# [Given records]
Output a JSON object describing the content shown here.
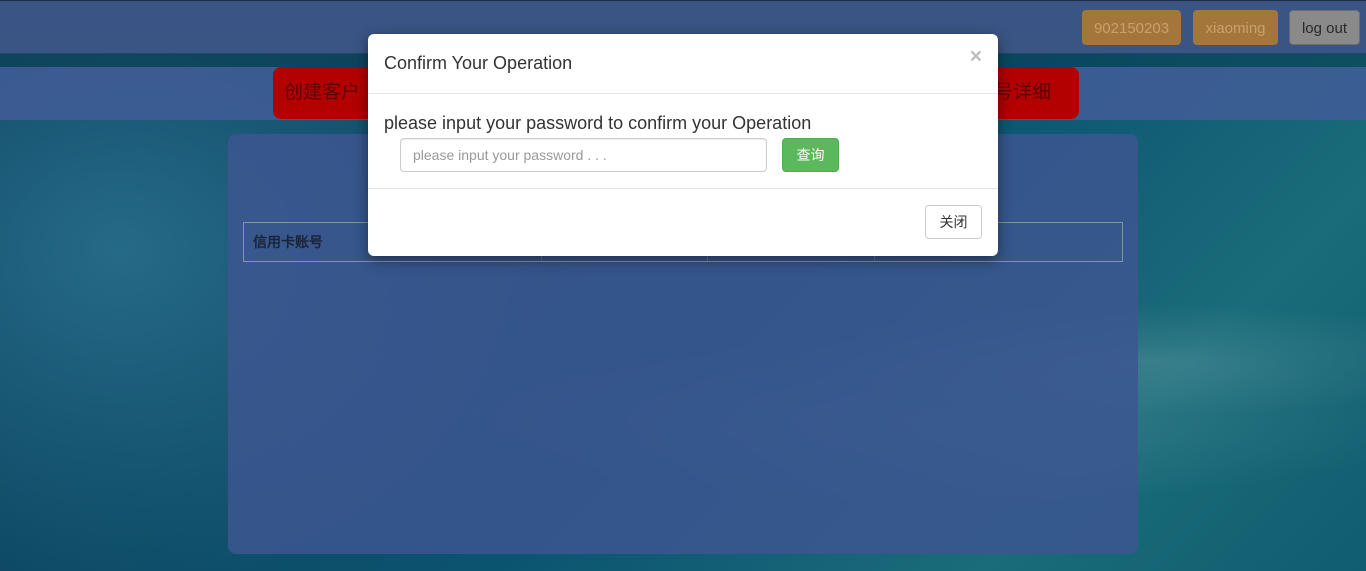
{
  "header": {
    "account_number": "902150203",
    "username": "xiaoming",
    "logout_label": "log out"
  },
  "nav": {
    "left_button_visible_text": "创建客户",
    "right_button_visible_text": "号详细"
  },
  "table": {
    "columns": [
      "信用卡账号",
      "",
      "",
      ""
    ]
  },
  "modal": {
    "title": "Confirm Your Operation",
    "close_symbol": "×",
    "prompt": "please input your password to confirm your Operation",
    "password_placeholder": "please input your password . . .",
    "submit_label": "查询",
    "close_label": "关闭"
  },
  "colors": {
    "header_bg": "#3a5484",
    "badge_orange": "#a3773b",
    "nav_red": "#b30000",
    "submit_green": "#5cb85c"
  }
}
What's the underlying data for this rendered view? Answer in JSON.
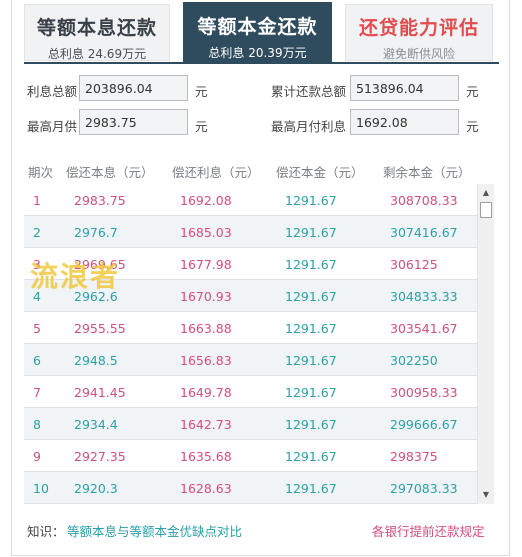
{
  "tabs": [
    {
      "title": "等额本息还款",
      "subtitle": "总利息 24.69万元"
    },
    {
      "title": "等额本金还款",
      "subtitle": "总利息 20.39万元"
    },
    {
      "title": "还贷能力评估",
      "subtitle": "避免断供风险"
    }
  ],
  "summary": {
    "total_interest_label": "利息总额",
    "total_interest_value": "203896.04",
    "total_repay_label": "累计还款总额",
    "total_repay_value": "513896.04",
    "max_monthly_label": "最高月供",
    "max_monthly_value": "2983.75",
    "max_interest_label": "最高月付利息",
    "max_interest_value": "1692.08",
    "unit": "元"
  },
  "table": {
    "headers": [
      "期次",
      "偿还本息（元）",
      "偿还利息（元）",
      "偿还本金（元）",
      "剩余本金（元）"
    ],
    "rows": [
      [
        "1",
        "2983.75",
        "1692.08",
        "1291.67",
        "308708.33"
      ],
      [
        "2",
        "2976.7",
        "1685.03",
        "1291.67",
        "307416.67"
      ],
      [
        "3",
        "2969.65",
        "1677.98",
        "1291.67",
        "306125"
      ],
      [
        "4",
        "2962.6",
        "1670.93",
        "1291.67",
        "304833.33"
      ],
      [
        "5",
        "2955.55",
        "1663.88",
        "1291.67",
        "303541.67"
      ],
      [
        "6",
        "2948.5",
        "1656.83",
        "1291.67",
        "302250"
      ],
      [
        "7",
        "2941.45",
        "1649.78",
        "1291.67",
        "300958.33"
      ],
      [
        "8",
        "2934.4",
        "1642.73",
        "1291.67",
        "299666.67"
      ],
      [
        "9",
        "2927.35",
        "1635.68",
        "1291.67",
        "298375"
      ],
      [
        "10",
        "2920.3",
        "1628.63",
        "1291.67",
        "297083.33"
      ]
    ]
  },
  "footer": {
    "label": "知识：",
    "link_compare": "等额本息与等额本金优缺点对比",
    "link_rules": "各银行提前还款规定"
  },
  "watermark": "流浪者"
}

# [Description of the task]
Set the pictures aside and transcribe the data above exactly.

# [Solution for this problem]
Output a JSON object describing the content shown here.
{
  "header": {
    "account_number": "902150203",
    "username": "xiaoming",
    "logout_label": "log out"
  },
  "nav": {
    "left_button_visible_text": "创建客户",
    "right_button_visible_text": "号详细"
  },
  "table": {
    "columns": [
      "信用卡账号",
      "",
      "",
      ""
    ]
  },
  "modal": {
    "title": "Confirm Your Operation",
    "close_symbol": "×",
    "prompt": "please input your password to confirm your Operation",
    "password_placeholder": "please input your password . . .",
    "submit_label": "查询",
    "close_label": "关闭"
  },
  "colors": {
    "header_bg": "#3a5484",
    "badge_orange": "#a3773b",
    "nav_red": "#b30000",
    "submit_green": "#5cb85c"
  }
}
What's the underlying data for this rendered view? Answer in JSON.
{
  "tabs": [
    {
      "title": "等额本息还款",
      "subtitle": "总利息 24.69万元"
    },
    {
      "title": "等额本金还款",
      "subtitle": "总利息 20.39万元"
    },
    {
      "title": "还贷能力评估",
      "subtitle": "避免断供风险"
    }
  ],
  "summary": {
    "total_interest_label": "利息总额",
    "total_interest_value": "203896.04",
    "total_repay_label": "累计还款总额",
    "total_repay_value": "513896.04",
    "max_monthly_label": "最高月供",
    "max_monthly_value": "2983.75",
    "max_interest_label": "最高月付利息",
    "max_interest_value": "1692.08",
    "unit": "元"
  },
  "table": {
    "headers": [
      "期次",
      "偿还本息（元）",
      "偿还利息（元）",
      "偿还本金（元）",
      "剩余本金（元）"
    ],
    "rows": [
      [
        "1",
        "2983.75",
        "1692.08",
        "1291.67",
        "308708.33"
      ],
      [
        "2",
        "2976.7",
        "1685.03",
        "1291.67",
        "307416.67"
      ],
      [
        "3",
        "2969.65",
        "1677.98",
        "1291.67",
        "306125"
      ],
      [
        "4",
        "2962.6",
        "1670.93",
        "1291.67",
        "304833.33"
      ],
      [
        "5",
        "2955.55",
        "1663.88",
        "1291.67",
        "303541.67"
      ],
      [
        "6",
        "2948.5",
        "1656.83",
        "1291.67",
        "302250"
      ],
      [
        "7",
        "2941.45",
        "1649.78",
        "1291.67",
        "300958.33"
      ],
      [
        "8",
        "2934.4",
        "1642.73",
        "1291.67",
        "299666.67"
      ],
      [
        "9",
        "2927.35",
        "1635.68",
        "1291.67",
        "298375"
      ],
      [
        "10",
        "2920.3",
        "1628.63",
        "1291.67",
        "297083.33"
      ]
    ]
  },
  "footer": {
    "label": "知识：",
    "link_compare": "等额本息与等额本金优缺点对比",
    "link_rules": "各银行提前还款规定"
  },
  "watermark": "流浪者"
}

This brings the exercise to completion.